** Dataset records **
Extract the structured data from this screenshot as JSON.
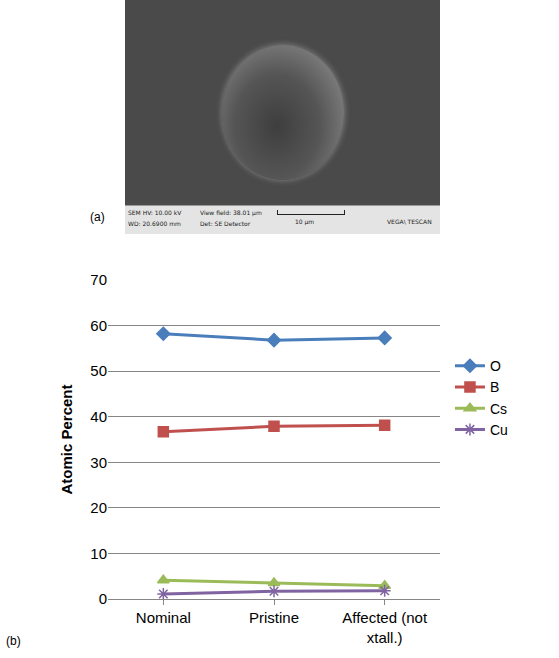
{
  "image_panel": {
    "label": "(a)",
    "info": [
      "SEM HV: 10.00 kV",
      "WD: 20.6900 mm",
      "View field: 38.01 µm",
      "Det: SE Detector",
      "10 µm",
      "VEGA\\ TESCAN"
    ]
  },
  "chart_data": {
    "type": "line",
    "panel_label": "(b)",
    "y_label": "Atomic Percent",
    "categories": [
      "Nominal",
      "Pristine",
      "Affected (not xtall.)"
    ],
    "series": [
      {
        "name": "O",
        "color": "#4a7ebb",
        "marker": "diamond",
        "values": [
          58.2,
          56.8,
          57.3
        ]
      },
      {
        "name": "B",
        "color": "#c0504d",
        "marker": "square",
        "values": [
          36.7,
          37.9,
          38.1
        ]
      },
      {
        "name": "Cs",
        "color": "#9bbb59",
        "marker": "triangle-up",
        "values": [
          4.1,
          3.5,
          2.9
        ]
      },
      {
        "name": "Cu",
        "color": "#8064a2",
        "marker": "asterisk-open",
        "values": [
          1.1,
          1.7,
          1.8
        ]
      }
    ],
    "ylim": [
      0,
      70
    ],
    "yticks": [
      0,
      10,
      20,
      30,
      40,
      50,
      60,
      70
    ],
    "grid": true,
    "legend": "right"
  }
}
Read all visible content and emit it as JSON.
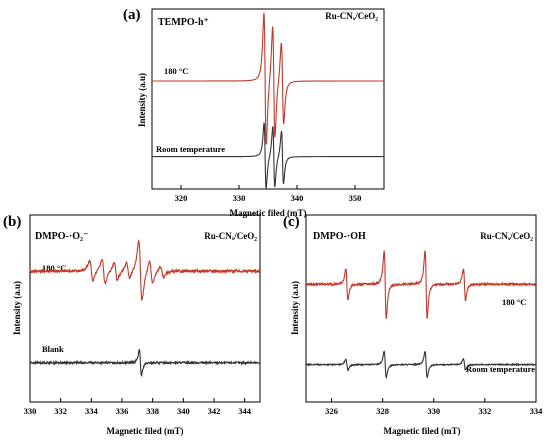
{
  "colors": {
    "red_curve": "#c0392b",
    "black_curve": "#333333",
    "axis": "#000000",
    "background": "#ffffff"
  },
  "chart_data": [
    {
      "type": "line",
      "panel_label": "(a)",
      "title": "TEMPO-h⁺",
      "legend_text": "Ru-CNₓ/CeO₂",
      "xlabel": "Magnetic filed (mT)",
      "ylabel": "Intensity (a.u)",
      "xlim": [
        315,
        355
      ],
      "xticks": [
        320,
        330,
        340,
        350
      ],
      "grid": false,
      "series": [
        {
          "name": "180 °C",
          "color": "red",
          "baseline_frac": 0.4,
          "amplitude_frac": 0.44,
          "peaks": [
            {
              "x": 334.5,
              "a": 1.0
            },
            {
              "x": 336.0,
              "a": 0.85
            },
            {
              "x": 337.5,
              "a": 0.62
            }
          ],
          "width": 0.34
        },
        {
          "name": "Room temperature",
          "color": "black",
          "baseline_frac": 0.82,
          "amplitude_frac": 0.22,
          "peaks": [
            {
              "x": 334.5,
              "a": 1.0
            },
            {
              "x": 336.0,
              "a": 0.92
            },
            {
              "x": 337.5,
              "a": 0.8
            }
          ],
          "width": 0.3
        }
      ]
    },
    {
      "type": "line",
      "panel_label": "(b)",
      "title": "DMPO-·O₂⁻",
      "legend_text": "Ru-CNₓ/CeO₂",
      "xlabel": "Magnetic filed  (mT)",
      "ylabel": "Intensity (a.u)",
      "xlim": [
        330,
        345
      ],
      "xticks": [
        330,
        332,
        334,
        336,
        338,
        340,
        342,
        344
      ],
      "grid": false,
      "series": [
        {
          "name": "180 °C",
          "color": "red",
          "baseline_frac": 0.3,
          "amplitude_frac": 0.14,
          "noise": 0.05,
          "peaks": [
            {
              "x": 334.0,
              "a": 0.45
            },
            {
              "x": 334.8,
              "a": 0.55
            },
            {
              "x": 335.6,
              "a": 0.4
            },
            {
              "x": 336.4,
              "a": 0.35
            },
            {
              "x": 337.2,
              "a": 1.35
            },
            {
              "x": 337.9,
              "a": 0.5
            },
            {
              "x": 338.6,
              "a": 0.25
            }
          ],
          "width": 0.18
        },
        {
          "name": "Blank",
          "color": "black",
          "baseline_frac": 0.79,
          "amplitude_frac": 0.08,
          "noise": 0.06,
          "peaks": [
            {
              "x": 337.2,
              "a": 1.0
            }
          ],
          "width": 0.12
        }
      ]
    },
    {
      "type": "line",
      "panel_label": "(c)",
      "title": "DMPO-·OH",
      "legend_text": "Ru-CNₓ/CeO₂",
      "xlabel": "Magnetic filed  (mT)",
      "ylabel": "Intensity (a.u)",
      "xlim": [
        325,
        334
      ],
      "xticks": [
        326,
        328,
        330,
        332,
        334
      ],
      "grid": false,
      "series": [
        {
          "name": "180 °C",
          "color": "red",
          "baseline_frac": 0.37,
          "amplitude_frac": 0.18,
          "noise": 0.03,
          "peaks": [
            {
              "x": 326.6,
              "a": 0.55
            },
            {
              "x": 328.1,
              "a": 1.2
            },
            {
              "x": 329.7,
              "a": 1.2
            },
            {
              "x": 331.2,
              "a": 0.55
            }
          ],
          "width": 0.07
        },
        {
          "name": "Room temperature",
          "color": "black",
          "baseline_frac": 0.8,
          "amplitude_frac": 0.07,
          "noise": 0.04,
          "peaks": [
            {
              "x": 326.6,
              "a": 0.5
            },
            {
              "x": 328.1,
              "a": 1.2
            },
            {
              "x": 329.7,
              "a": 1.2
            },
            {
              "x": 331.2,
              "a": 0.5
            }
          ],
          "width": 0.07
        }
      ]
    }
  ]
}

** Job **
All lines above with "marker" in them should be returned.

** Response below **
        "marker": "diamond",
        "marker": "square",
        "marker": "triangle-up",
        "marker": "asterisk-open",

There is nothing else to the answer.